WHAT TO WORK ON:
Return the data exactly, with all pictures removed.

========

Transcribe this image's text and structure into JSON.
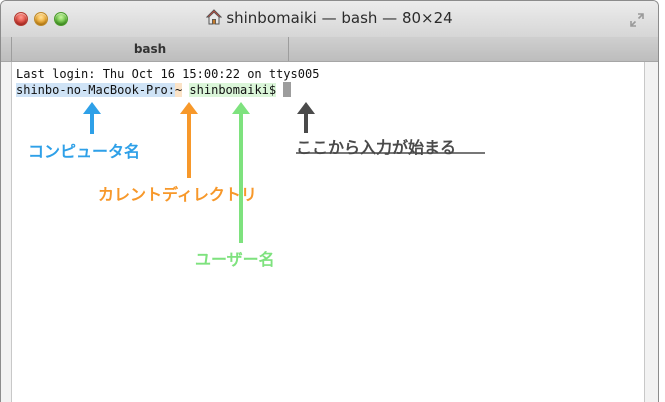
{
  "window": {
    "title": "shinbomaiki — bash — 80×24",
    "tab_label": "bash"
  },
  "terminal": {
    "last_login": "Last login: Thu Oct 16 15:00:22 on ttys005",
    "prompt_host": "shinbo-no-MacBook-Pro:",
    "prompt_dir": "~",
    "prompt_user": "shinbomaiki$"
  },
  "annotations": {
    "computer_name": "コンピュータ名",
    "current_directory": "カレントディレクトリ",
    "user_name": "ユーザー名",
    "input_start": "ここから入力が始まる"
  },
  "colors": {
    "computer_name": "#2ea0e8",
    "current_directory": "#f7982a",
    "user_name": "#7ee27e",
    "input_start": "#4a4a4a"
  },
  "icons": {
    "title_icon": "home-icon",
    "fullscreen": "fullscreen-icon"
  }
}
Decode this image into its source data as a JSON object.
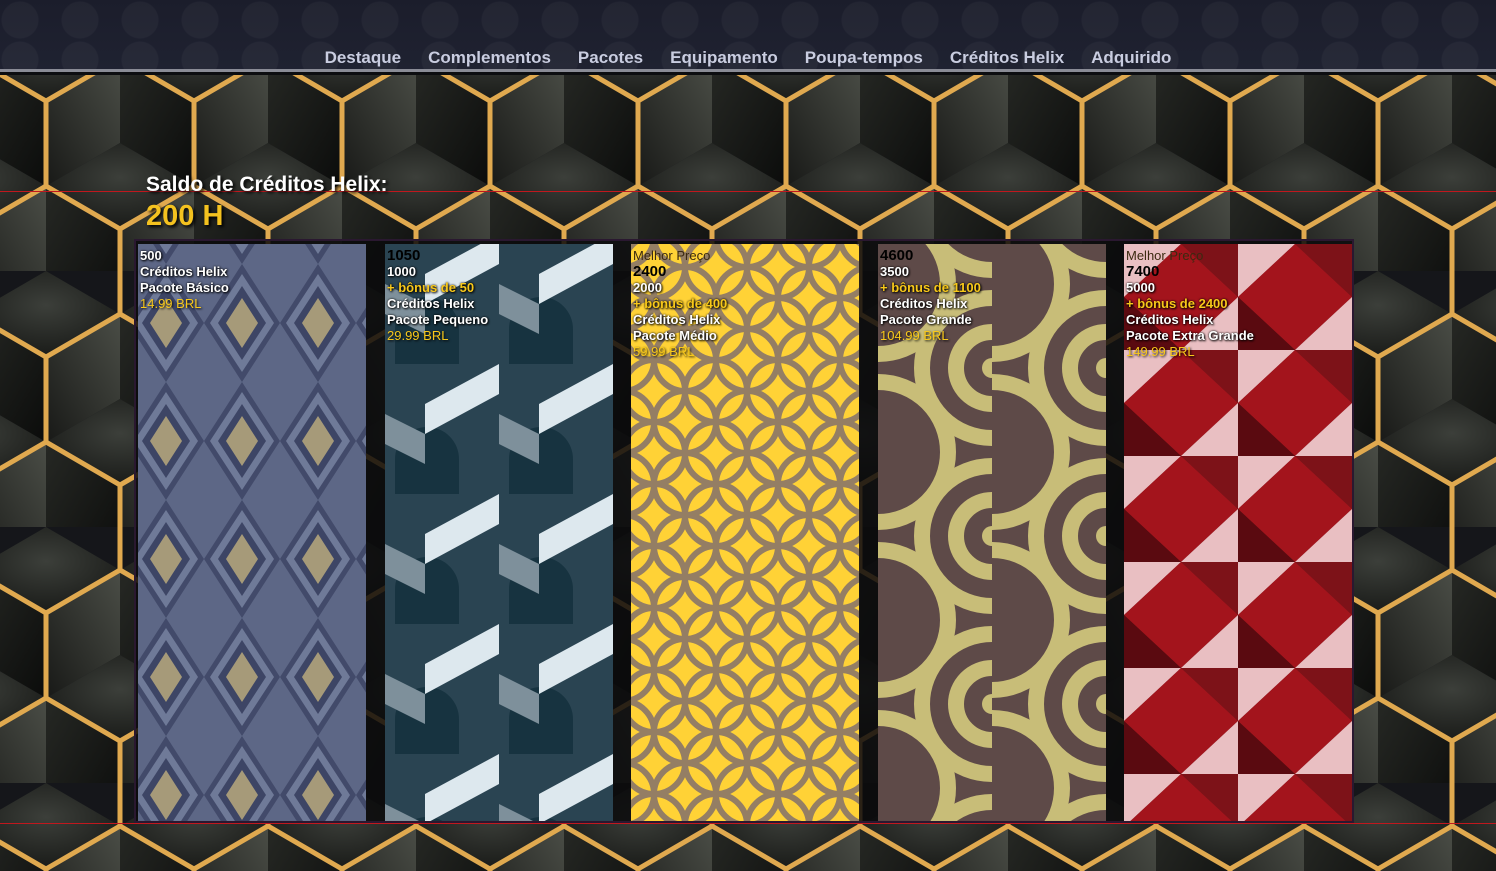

========

EXERCISE ANSWER:
Transcribe this image's text and structure into JSON.
{
  "window": {
    "title": "shinbomaiki — bash — 80×24",
    "tab_label": "bash"
  },
  "terminal": {
    "last_login": "Last login: Thu Oct 16 15:00:22 on ttys005",
    "prompt_host": "shinbo-no-MacBook-Pro:",
    "prompt_dir": "~",
    "prompt_user": "shinbomaiki$"
  },
  "annotations": {
    "computer_name": "コンピュータ名",
    "current_directory": "カレントディレクトリ",
    "user_name": "ユーザー名",
    "input_start": "ここから入力が始まる"
  },
  "colors": {
    "computer_name": "#2ea0e8",
    "current_directory": "#f7982a",
    "user_name": "#7ee27e",
    "input_start": "#4a4a4a"
  },
  "icons": {
    "title_icon": "home-icon",
    "fullscreen": "fullscreen-icon"
  }
}
Decode this image into its source data as a JSON object.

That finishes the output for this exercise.